==== Data to use

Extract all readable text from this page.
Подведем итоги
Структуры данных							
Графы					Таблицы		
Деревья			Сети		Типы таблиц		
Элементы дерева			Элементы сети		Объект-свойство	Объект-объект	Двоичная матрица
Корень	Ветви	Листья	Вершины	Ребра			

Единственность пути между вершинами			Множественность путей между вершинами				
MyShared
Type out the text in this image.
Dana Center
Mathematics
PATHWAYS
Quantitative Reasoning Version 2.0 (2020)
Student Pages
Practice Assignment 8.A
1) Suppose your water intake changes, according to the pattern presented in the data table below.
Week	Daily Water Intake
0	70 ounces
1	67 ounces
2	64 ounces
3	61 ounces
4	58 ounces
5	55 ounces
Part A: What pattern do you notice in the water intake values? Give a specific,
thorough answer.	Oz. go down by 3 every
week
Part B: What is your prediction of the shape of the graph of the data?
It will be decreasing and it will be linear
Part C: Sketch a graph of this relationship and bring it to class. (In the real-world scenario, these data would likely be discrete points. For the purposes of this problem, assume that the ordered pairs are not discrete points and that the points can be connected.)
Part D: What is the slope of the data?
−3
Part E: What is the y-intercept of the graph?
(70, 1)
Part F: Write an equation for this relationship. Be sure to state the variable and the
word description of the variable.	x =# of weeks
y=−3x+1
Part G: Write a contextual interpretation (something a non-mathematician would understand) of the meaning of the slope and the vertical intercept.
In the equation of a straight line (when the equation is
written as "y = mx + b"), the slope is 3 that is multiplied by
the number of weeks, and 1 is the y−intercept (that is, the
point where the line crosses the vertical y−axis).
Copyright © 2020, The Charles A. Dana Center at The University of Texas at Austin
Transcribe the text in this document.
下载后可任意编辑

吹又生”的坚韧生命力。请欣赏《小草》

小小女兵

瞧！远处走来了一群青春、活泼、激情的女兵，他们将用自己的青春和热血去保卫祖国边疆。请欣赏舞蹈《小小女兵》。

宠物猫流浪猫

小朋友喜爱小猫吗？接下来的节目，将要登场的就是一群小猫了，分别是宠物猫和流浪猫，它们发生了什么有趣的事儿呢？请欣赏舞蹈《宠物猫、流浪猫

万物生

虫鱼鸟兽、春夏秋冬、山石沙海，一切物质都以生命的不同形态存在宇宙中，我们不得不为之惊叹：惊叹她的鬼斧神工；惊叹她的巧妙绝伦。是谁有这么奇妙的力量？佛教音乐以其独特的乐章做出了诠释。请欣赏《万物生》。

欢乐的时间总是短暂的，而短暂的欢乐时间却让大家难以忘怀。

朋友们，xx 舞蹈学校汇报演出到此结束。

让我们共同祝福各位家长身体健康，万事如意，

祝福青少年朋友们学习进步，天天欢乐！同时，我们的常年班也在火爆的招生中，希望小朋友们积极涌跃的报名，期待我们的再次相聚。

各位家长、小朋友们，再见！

========

*The problem*
Every entry should be printed again exactly as written.

*Task solution*
Extract all readable text from this page.
Подведем итоги
Структуры данных							
Графы					Таблицы		
Деревья			Сети		Типы таблиц		
Элементы дерева			Элементы сети		Объект-свойство	Объект-объект	Двоичная матрица
Корень	Ветви	Листья	Вершины	Ребра			

Единственность пути между вершинами			Множественность путей между вершинами				
MyShared
Type out the text in this image.
Dana Center
Mathematics
PATHWAYS
Quantitative Reasoning Version 2.0 (2020)
Student Pages
Practice Assignment 8.A
1) Suppose your water intake changes, according to the pattern presented in the data table below.
Week	Daily Water Intake
0	70 ounces
1	67 ounces
2	64 ounces
3	61 ounces
4	58 ounces
5	55 ounces
Part A: What pattern do you notice in the water intake values? Give a specific,
thorough answer.	Oz. go down by 3 every
week
Part B: What is your prediction of the shape of the graph of the data?
It will be decreasing and it will be linear
Part C: Sketch a graph of this relationship and bring it to class. (In the real-world scenario, these data would likely be discrete points. For the purposes of this problem, assume that the ordered pairs are not discrete points and that the points can be connected.)
Part D: What is the slope of the data?
−3
Part E: What is the y-intercept of the graph?
(70, 1)
Part F: Write an equation for this relationship. Be sure to state the variable and the
word description of the variable.	x =# of weeks
y=−3x+1
Part G: Write a contextual interpretation (something a non-mathematician would understand) of the meaning of the slope and the vertical intercept.
In the equation of a straight line (when the equation is
written as "y = mx + b"), the slope is 3 that is multiplied by
the number of weeks, and 1 is the y−intercept (that is, the
point where the line crosses the vertical y−axis).
Copyright © 2020, The Charles A. Dana Center at The University of Texas at Austin
Transcribe the text in this document.
下载后可任意编辑

吹又生”的坚韧生命力。请欣赏《小草》

小小女兵

瞧！远处走来了一群青春、活泼、激情的女兵，他们将用自己的青春和热血去保卫祖国边疆。请欣赏舞蹈《小小女兵》。

宠物猫流浪猫

小朋友喜爱小猫吗？接下来的节目，将要登场的就是一群小猫了，分别是宠物猫和流浪猫，它们发生了什么有趣的事儿呢？请欣赏舞蹈《宠物猫、流浪猫

万物生

虫鱼鸟兽、春夏秋冬、山石沙海，一切物质都以生命的不同形态存在宇宙中，我们不得不为之惊叹：惊叹她的鬼斧神工；惊叹她的巧妙绝伦。是谁有这么奇妙的力量？佛教音乐以其独特的乐章做出了诠释。请欣赏《万物生》。

欢乐的时间总是短暂的，而短暂的欢乐时间却让大家难以忘怀。

朋友们，xx 舞蹈学校汇报演出到此结束。

让我们共同祝福各位家长身体健康，万事如意，

祝福青少年朋友们学习进步，天天欢乐！同时，我们的常年班也在火爆的招生中，希望小朋友们积极涌跃的报名，期待我们的再次相聚。

各位家长、小朋友们，再见！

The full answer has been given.